**Required work:**
Transcribe the data that follows precisely, omitting nothing.

— Begin —

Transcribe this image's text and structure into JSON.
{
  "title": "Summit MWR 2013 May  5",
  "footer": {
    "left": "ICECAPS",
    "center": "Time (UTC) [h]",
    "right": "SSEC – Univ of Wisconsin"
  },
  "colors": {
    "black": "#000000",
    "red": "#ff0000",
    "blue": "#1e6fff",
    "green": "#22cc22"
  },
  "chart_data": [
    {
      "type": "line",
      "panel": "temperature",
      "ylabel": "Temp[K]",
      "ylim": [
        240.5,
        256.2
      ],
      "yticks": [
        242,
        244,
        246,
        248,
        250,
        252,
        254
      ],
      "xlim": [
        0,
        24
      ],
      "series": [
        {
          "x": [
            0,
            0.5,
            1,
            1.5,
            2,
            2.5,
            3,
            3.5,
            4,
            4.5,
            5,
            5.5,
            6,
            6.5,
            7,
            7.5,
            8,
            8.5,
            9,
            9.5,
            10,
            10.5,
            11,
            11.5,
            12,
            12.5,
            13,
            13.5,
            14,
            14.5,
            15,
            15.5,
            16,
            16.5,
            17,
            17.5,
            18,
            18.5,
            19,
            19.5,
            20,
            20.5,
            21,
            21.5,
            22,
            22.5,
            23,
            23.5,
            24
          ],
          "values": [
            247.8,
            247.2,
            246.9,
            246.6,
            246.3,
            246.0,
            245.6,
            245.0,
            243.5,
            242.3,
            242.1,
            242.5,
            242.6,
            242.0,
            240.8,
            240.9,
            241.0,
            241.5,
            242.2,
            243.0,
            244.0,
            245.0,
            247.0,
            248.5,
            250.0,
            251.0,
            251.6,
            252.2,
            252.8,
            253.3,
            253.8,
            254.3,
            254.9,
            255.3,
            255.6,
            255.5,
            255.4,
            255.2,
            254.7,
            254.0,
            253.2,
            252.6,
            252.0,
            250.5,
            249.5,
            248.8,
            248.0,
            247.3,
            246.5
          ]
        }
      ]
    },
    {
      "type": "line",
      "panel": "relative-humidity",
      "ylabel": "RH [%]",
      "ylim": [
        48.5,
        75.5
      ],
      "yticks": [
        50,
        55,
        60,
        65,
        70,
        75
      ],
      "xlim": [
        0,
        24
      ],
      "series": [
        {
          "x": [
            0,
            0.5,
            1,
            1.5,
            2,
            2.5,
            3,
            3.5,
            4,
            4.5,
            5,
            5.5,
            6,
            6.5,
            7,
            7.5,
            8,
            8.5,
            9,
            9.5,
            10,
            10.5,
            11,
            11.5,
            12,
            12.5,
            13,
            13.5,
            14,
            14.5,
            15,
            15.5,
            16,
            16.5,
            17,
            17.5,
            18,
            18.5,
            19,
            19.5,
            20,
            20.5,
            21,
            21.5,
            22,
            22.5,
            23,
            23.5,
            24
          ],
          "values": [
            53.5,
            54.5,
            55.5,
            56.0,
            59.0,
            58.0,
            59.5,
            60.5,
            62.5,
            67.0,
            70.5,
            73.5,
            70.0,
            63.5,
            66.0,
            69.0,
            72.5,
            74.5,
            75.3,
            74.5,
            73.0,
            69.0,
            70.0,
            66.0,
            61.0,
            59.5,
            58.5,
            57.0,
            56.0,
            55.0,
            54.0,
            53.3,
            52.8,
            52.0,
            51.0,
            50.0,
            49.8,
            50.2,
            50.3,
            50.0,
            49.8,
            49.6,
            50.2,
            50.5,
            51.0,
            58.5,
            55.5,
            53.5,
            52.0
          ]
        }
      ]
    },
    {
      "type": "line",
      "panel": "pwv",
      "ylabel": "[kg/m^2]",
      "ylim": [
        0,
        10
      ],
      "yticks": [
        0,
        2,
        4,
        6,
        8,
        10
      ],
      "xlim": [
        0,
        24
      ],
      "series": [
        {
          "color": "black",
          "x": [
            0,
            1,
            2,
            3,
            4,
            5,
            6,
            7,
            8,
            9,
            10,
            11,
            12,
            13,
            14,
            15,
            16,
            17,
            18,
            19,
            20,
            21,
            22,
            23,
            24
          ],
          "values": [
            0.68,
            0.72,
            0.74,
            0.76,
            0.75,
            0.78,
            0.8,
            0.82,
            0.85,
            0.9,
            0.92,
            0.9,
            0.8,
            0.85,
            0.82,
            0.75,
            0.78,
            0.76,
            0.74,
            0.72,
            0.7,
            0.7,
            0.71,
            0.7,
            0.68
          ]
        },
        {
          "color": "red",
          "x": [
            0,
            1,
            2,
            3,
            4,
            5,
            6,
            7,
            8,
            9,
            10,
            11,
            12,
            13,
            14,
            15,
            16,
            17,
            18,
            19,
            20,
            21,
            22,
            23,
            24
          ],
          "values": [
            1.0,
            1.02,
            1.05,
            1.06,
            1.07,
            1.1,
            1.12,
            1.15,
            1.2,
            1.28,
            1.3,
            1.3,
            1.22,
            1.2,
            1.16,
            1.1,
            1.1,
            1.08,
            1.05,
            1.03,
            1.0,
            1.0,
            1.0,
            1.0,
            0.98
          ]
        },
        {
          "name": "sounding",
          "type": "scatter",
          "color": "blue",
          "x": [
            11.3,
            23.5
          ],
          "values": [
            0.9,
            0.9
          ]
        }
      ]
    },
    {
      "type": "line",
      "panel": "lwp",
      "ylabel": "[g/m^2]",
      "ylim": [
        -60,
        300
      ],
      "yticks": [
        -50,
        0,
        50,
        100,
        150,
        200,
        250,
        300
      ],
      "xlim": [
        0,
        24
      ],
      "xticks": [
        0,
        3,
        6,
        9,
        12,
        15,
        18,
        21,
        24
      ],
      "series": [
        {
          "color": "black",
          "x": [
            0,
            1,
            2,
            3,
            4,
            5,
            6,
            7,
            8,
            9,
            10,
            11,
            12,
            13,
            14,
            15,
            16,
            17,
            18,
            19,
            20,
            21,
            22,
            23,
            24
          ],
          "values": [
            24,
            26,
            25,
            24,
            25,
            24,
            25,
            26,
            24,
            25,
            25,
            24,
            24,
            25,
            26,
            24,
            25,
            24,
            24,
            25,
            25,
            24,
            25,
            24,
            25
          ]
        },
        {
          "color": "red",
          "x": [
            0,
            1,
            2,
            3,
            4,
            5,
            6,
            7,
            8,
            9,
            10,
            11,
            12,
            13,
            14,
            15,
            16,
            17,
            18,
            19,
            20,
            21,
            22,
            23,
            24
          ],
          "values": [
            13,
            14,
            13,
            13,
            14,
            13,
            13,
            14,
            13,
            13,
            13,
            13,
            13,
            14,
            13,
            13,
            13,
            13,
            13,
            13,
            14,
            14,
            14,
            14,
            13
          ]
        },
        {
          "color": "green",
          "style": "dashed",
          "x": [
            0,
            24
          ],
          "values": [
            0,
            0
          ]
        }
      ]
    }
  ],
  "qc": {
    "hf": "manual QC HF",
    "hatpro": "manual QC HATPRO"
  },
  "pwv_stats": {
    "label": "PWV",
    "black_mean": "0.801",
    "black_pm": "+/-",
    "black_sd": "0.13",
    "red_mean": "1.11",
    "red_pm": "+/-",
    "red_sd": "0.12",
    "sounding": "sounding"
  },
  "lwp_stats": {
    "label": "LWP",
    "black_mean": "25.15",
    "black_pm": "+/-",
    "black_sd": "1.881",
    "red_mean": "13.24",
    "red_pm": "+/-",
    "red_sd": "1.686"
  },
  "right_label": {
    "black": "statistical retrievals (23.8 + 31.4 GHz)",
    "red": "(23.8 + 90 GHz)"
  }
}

— End —

**Reply:**
Transcribe this image's text and structure into JSON.
{
  "title": "Summit MWR 2013 May  5",
  "footer": {
    "left": "ICECAPS",
    "center": "Time (UTC) [h]",
    "right": "SSEC – Univ of Wisconsin"
  },
  "colors": {
    "black": "#000000",
    "red": "#ff0000",
    "blue": "#1e6fff",
    "green": "#22cc22"
  },
  "chart_data": [
    {
      "type": "line",
      "panel": "temperature",
      "ylabel": "Temp[K]",
      "ylim": [
        240.5,
        256.2
      ],
      "yticks": [
        242,
        244,
        246,
        248,
        250,
        252,
        254
      ],
      "xlim": [
        0,
        24
      ],
      "series": [
        {
          "x": [
            0,
            0.5,
            1,
            1.5,
            2,
            2.5,
            3,
            3.5,
            4,
            4.5,
            5,
            5.5,
            6,
            6.5,
            7,
            7.5,
            8,
            8.5,
            9,
            9.5,
            10,
            10.5,
            11,
            11.5,
            12,
            12.5,
            13,
            13.5,
            14,
            14.5,
            15,
            15.5,
            16,
            16.5,
            17,
            17.5,
            18,
            18.5,
            19,
            19.5,
            20,
            20.5,
            21,
            21.5,
            22,
            22.5,
            23,
            23.5,
            24
          ],
          "values": [
            247.8,
            247.2,
            246.9,
            246.6,
            246.3,
            246.0,
            245.6,
            245.0,
            243.5,
            242.3,
            242.1,
            242.5,
            242.6,
            242.0,
            240.8,
            240.9,
            241.0,
            241.5,
            242.2,
            243.0,
            244.0,
            245.0,
            247.0,
            248.5,
            250.0,
            251.0,
            251.6,
            252.2,
            252.8,
            253.3,
            253.8,
            254.3,
            254.9,
            255.3,
            255.6,
            255.5,
            255.4,
            255.2,
            254.7,
            254.0,
            253.2,
            252.6,
            252.0,
            250.5,
            249.5,
            248.8,
            248.0,
            247.3,
            246.5
          ]
        }
      ]
    },
    {
      "type": "line",
      "panel": "relative-humidity",
      "ylabel": "RH [%]",
      "ylim": [
        48.5,
        75.5
      ],
      "yticks": [
        50,
        55,
        60,
        65,
        70,
        75
      ],
      "xlim": [
        0,
        24
      ],
      "series": [
        {
          "x": [
            0,
            0.5,
            1,
            1.5,
            2,
            2.5,
            3,
            3.5,
            4,
            4.5,
            5,
            5.5,
            6,
            6.5,
            7,
            7.5,
            8,
            8.5,
            9,
            9.5,
            10,
            10.5,
            11,
            11.5,
            12,
            12.5,
            13,
            13.5,
            14,
            14.5,
            15,
            15.5,
            16,
            16.5,
            17,
            17.5,
            18,
            18.5,
            19,
            19.5,
            20,
            20.5,
            21,
            21.5,
            22,
            22.5,
            23,
            23.5,
            24
          ],
          "values": [
            53.5,
            54.5,
            55.5,
            56.0,
            59.0,
            58.0,
            59.5,
            60.5,
            62.5,
            67.0,
            70.5,
            73.5,
            70.0,
            63.5,
            66.0,
            69.0,
            72.5,
            74.5,
            75.3,
            74.5,
            73.0,
            69.0,
            70.0,
            66.0,
            61.0,
            59.5,
            58.5,
            57.0,
            56.0,
            55.0,
            54.0,
            53.3,
            52.8,
            52.0,
            51.0,
            50.0,
            49.8,
            50.2,
            50.3,
            50.0,
            49.8,
            49.6,
            50.2,
            50.5,
            51.0,
            58.5,
            55.5,
            53.5,
            52.0
          ]
        }
      ]
    },
    {
      "type": "line",
      "panel": "pwv",
      "ylabel": "[kg/m^2]",
      "ylim": [
        0,
        10
      ],
      "yticks": [
        0,
        2,
        4,
        6,
        8,
        10
      ],
      "xlim": [
        0,
        24
      ],
      "series": [
        {
          "color": "black",
          "x": [
            0,
            1,
            2,
            3,
            4,
            5,
            6,
            7,
            8,
            9,
            10,
            11,
            12,
            13,
            14,
            15,
            16,
            17,
            18,
            19,
            20,
            21,
            22,
            23,
            24
          ],
          "values": [
            0.68,
            0.72,
            0.74,
            0.76,
            0.75,
            0.78,
            0.8,
            0.82,
            0.85,
            0.9,
            0.92,
            0.9,
            0.8,
            0.85,
            0.82,
            0.75,
            0.78,
            0.76,
            0.74,
            0.72,
            0.7,
            0.7,
            0.71,
            0.7,
            0.68
          ]
        },
        {
          "color": "red",
          "x": [
            0,
            1,
            2,
            3,
            4,
            5,
            6,
            7,
            8,
            9,
            10,
            11,
            12,
            13,
            14,
            15,
            16,
            17,
            18,
            19,
            20,
            21,
            22,
            23,
            24
          ],
          "values": [
            1.0,
            1.02,
            1.05,
            1.06,
            1.07,
            1.1,
            1.12,
            1.15,
            1.2,
            1.28,
            1.3,
            1.3,
            1.22,
            1.2,
            1.16,
            1.1,
            1.1,
            1.08,
            1.05,
            1.03,
            1.0,
            1.0,
            1.0,
            1.0,
            0.98
          ]
        },
        {
          "name": "sounding",
          "type": "scatter",
          "color": "blue",
          "x": [
            11.3,
            23.5
          ],
          "values": [
            0.9,
            0.9
          ]
        }
      ]
    },
    {
      "type": "line",
      "panel": "lwp",
      "ylabel": "[g/m^2]",
      "ylim": [
        -60,
        300
      ],
      "yticks": [
        -50,
        0,
        50,
        100,
        150,
        200,
        250,
        300
      ],
      "xlim": [
        0,
        24
      ],
      "xticks": [
        0,
        3,
        6,
        9,
        12,
        15,
        18,
        21,
        24
      ],
      "series": [
        {
          "color": "black",
          "x": [
            0,
            1,
            2,
            3,
            4,
            5,
            6,
            7,
            8,
            9,
            10,
            11,
            12,
            13,
            14,
            15,
            16,
            17,
            18,
            19,
            20,
            21,
            22,
            23,
            24
          ],
          "values": [
            24,
            26,
            25,
            24,
            25,
            24,
            25,
            26,
            24,
            25,
            25,
            24,
            24,
            25,
            26,
            24,
            25,
            24,
            24,
            25,
            25,
            24,
            25,
            24,
            25
          ]
        },
        {
          "color": "red",
          "x": [
            0,
            1,
            2,
            3,
            4,
            5,
            6,
            7,
            8,
            9,
            10,
            11,
            12,
            13,
            14,
            15,
            16,
            17,
            18,
            19,
            20,
            21,
            22,
            23,
            24
          ],
          "values": [
            13,
            14,
            13,
            13,
            14,
            13,
            13,
            14,
            13,
            13,
            13,
            13,
            13,
            14,
            13,
            13,
            13,
            13,
            13,
            13,
            14,
            14,
            14,
            14,
            13
          ]
        },
        {
          "color": "green",
          "style": "dashed",
          "x": [
            0,
            24
          ],
          "values": [
            0,
            0
          ]
        }
      ]
    }
  ],
  "qc": {
    "hf": "manual QC HF",
    "hatpro": "manual QC HATPRO"
  },
  "pwv_stats": {
    "label": "PWV",
    "black_mean": "0.801",
    "black_pm": "+/-",
    "black_sd": "0.13",
    "red_mean": "1.11",
    "red_pm": "+/-",
    "red_sd": "0.12",
    "sounding": "sounding"
  },
  "lwp_stats": {
    "label": "LWP",
    "black_mean": "25.15",
    "black_pm": "+/-",
    "black_sd": "1.881",
    "red_mean": "13.24",
    "red_pm": "+/-",
    "red_sd": "1.686"
  },
  "right_label": {
    "black": "statistical retrievals (23.8 + 31.4 GHz)",
    "red": "(23.8 + 90 GHz)"
  }
}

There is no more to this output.